(DATA EXTRACT):
_ _ _ _ _
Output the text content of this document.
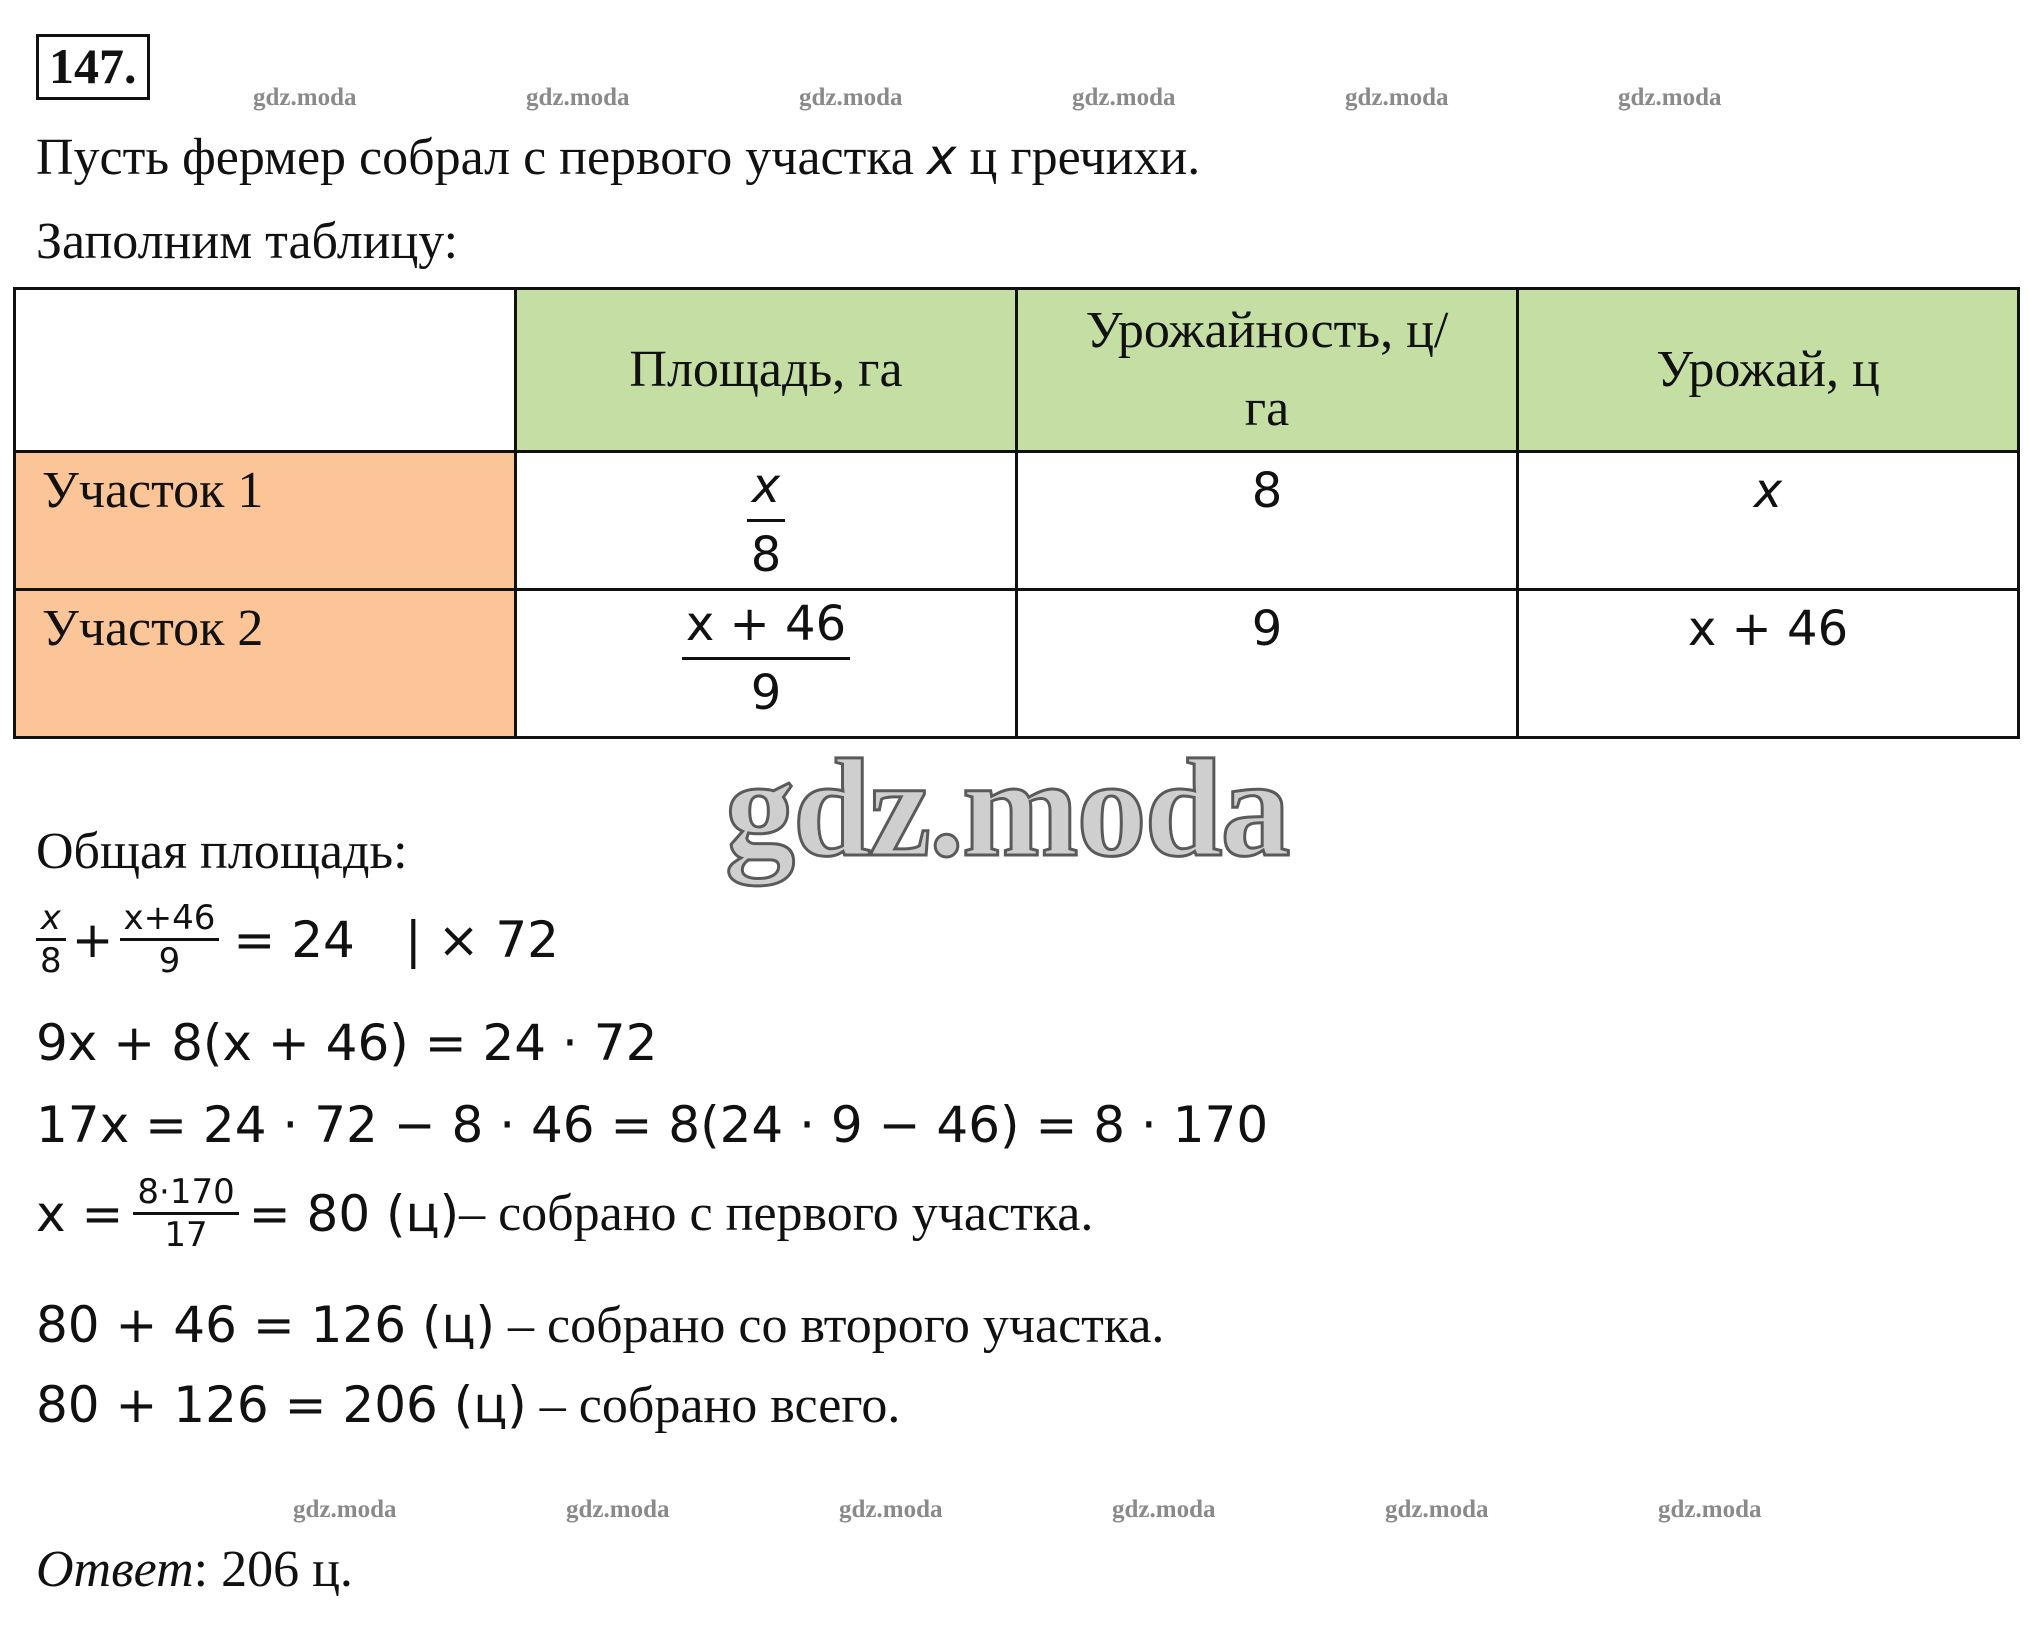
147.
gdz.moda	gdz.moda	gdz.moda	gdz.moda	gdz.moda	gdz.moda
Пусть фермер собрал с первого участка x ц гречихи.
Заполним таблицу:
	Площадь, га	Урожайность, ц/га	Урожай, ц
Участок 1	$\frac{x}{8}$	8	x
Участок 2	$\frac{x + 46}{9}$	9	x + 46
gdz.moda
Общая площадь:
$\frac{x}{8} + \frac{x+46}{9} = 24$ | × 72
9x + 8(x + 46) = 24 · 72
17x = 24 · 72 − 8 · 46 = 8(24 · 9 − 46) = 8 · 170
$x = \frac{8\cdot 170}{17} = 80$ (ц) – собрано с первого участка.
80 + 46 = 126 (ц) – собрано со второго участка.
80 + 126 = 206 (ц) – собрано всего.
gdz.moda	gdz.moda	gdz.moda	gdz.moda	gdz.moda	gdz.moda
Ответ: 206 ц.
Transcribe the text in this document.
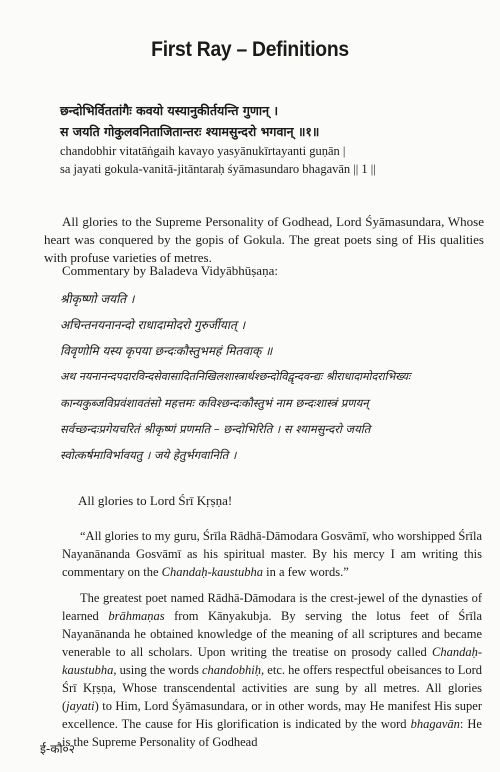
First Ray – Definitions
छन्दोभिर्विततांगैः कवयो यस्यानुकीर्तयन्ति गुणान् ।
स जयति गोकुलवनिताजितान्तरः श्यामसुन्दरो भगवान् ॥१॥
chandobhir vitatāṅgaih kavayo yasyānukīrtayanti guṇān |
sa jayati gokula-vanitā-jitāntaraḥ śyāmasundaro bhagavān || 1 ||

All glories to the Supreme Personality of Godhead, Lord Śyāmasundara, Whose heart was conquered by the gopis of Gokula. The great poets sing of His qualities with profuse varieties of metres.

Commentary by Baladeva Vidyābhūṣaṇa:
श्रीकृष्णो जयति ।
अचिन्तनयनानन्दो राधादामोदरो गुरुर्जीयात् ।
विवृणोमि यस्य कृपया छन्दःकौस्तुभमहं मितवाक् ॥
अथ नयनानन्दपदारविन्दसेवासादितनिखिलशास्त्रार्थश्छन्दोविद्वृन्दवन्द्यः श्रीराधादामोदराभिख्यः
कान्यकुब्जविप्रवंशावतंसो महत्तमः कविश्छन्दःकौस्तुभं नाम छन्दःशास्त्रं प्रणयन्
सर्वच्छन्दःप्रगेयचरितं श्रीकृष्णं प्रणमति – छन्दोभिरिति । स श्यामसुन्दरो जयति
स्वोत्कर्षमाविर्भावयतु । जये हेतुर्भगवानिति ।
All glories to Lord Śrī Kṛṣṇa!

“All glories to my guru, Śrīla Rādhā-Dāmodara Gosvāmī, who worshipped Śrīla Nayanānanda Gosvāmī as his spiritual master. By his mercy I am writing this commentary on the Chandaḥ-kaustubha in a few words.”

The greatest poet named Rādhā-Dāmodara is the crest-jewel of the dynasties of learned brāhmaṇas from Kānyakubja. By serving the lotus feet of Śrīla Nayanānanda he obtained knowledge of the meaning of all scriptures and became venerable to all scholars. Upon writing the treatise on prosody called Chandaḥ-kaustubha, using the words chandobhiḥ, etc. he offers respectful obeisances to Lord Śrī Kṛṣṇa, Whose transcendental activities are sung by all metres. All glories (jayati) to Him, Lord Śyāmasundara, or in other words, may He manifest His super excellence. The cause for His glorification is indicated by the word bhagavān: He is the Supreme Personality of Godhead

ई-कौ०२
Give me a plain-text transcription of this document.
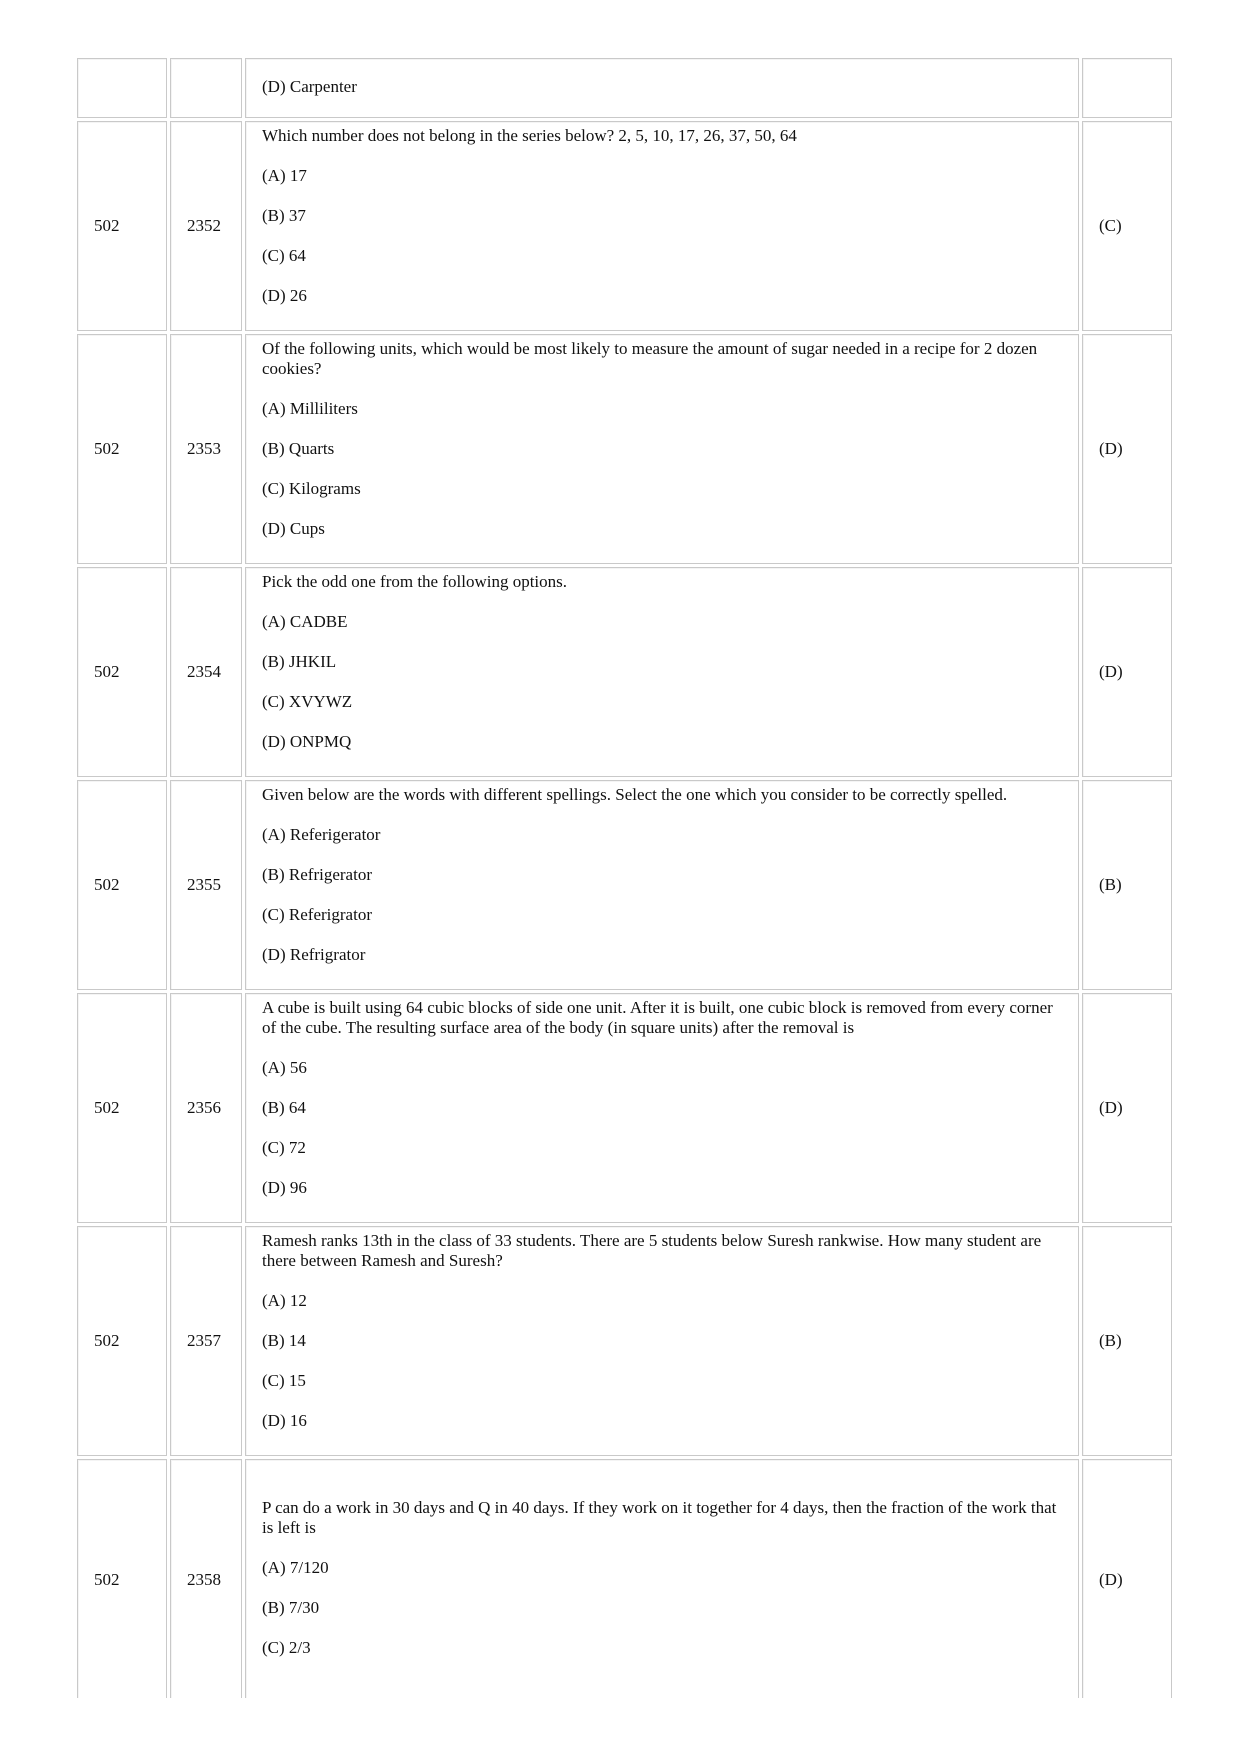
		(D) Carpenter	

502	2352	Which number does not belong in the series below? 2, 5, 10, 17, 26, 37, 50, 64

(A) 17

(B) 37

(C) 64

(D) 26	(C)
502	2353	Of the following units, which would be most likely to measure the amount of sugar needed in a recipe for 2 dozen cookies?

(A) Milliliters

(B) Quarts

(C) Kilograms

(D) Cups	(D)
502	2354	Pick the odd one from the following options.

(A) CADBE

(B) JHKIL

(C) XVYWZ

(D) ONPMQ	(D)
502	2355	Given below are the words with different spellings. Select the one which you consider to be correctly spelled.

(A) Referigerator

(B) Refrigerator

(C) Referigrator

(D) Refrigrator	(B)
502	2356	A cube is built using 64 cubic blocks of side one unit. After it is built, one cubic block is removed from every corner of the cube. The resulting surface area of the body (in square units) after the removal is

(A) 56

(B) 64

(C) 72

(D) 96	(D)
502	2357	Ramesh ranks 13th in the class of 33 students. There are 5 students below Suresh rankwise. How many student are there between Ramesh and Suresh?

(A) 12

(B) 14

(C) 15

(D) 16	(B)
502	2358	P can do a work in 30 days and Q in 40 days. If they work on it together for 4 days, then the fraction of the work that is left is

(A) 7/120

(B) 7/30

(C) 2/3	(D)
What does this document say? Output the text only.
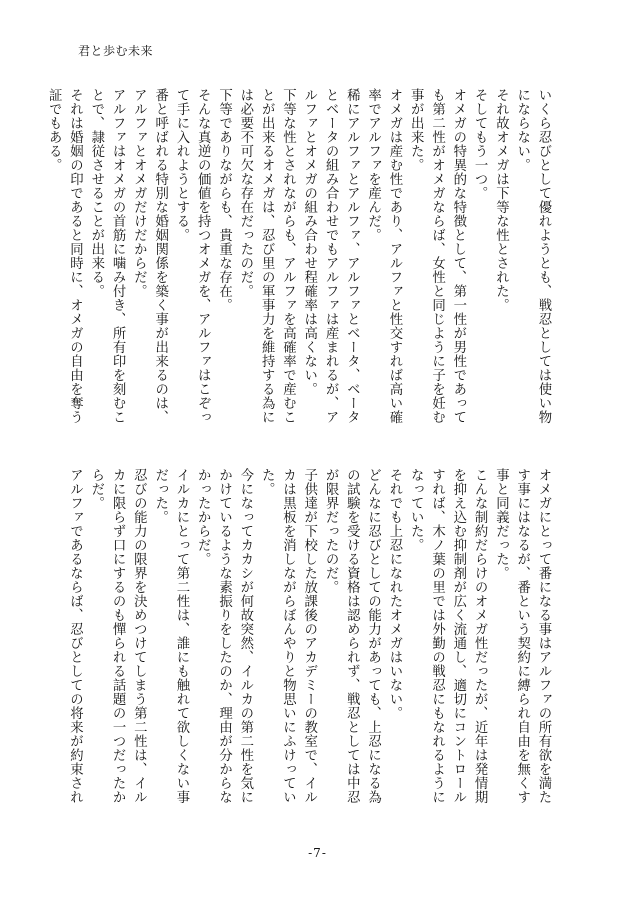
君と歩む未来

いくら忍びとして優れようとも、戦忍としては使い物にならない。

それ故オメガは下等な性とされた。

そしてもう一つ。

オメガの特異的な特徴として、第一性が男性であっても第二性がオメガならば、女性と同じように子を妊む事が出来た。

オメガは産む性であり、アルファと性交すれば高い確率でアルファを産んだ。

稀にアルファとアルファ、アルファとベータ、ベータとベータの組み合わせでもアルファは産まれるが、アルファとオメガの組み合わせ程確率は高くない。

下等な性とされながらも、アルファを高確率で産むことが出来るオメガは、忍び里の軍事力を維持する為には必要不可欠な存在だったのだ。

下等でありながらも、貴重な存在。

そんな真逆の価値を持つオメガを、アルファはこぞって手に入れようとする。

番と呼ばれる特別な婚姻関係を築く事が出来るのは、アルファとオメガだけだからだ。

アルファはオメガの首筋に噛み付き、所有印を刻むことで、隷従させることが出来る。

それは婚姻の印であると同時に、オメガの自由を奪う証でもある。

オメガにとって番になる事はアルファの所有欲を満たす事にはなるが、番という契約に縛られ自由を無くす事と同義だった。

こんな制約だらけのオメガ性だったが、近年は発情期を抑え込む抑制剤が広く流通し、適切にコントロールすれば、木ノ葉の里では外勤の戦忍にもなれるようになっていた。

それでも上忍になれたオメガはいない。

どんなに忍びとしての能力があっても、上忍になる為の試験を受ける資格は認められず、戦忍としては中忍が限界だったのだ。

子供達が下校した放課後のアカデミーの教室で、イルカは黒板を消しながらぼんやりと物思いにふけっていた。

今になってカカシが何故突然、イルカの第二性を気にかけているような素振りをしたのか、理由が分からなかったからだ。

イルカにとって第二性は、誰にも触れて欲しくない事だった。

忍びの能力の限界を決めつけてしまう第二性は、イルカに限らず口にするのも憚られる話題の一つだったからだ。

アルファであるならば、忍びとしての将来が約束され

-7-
_ _ _ _ _
(AIM OF THE TASK): Search the listing for the word "using". Copy every line in which it occurs.

(EXERCISE ANSWER):
The greatest poet named Rādhā-Dāmodara is the crest-jewel of the dynasties of learned brāhmaṇas from Kānyakubja. By serving the lotus feet of Śrīla Nayanānanda he obtained knowledge of the meaning of all scriptures and became venerable to all scholars. Upon writing the treatise on prosody called Chandaḥ-kaustubha, using the words chandobhiḥ, etc. he offers respectful obeisances to Lord Śrī Kṛṣṇa, Whose transcendental activities are sung by all metres. All glories (jayati) to Him, Lord Śyāmasundara, or in other words, may He manifest His super excellence. The cause for His glorification is indicated by the word bhagavān: He is the Supreme Personality of Godhead
502	2356	A cube is built using 64 cubic blocks of side one unit. After it is built, one cubic block is removed from every corner of the cube. The resulting surface area of the body (in square units) after the removal is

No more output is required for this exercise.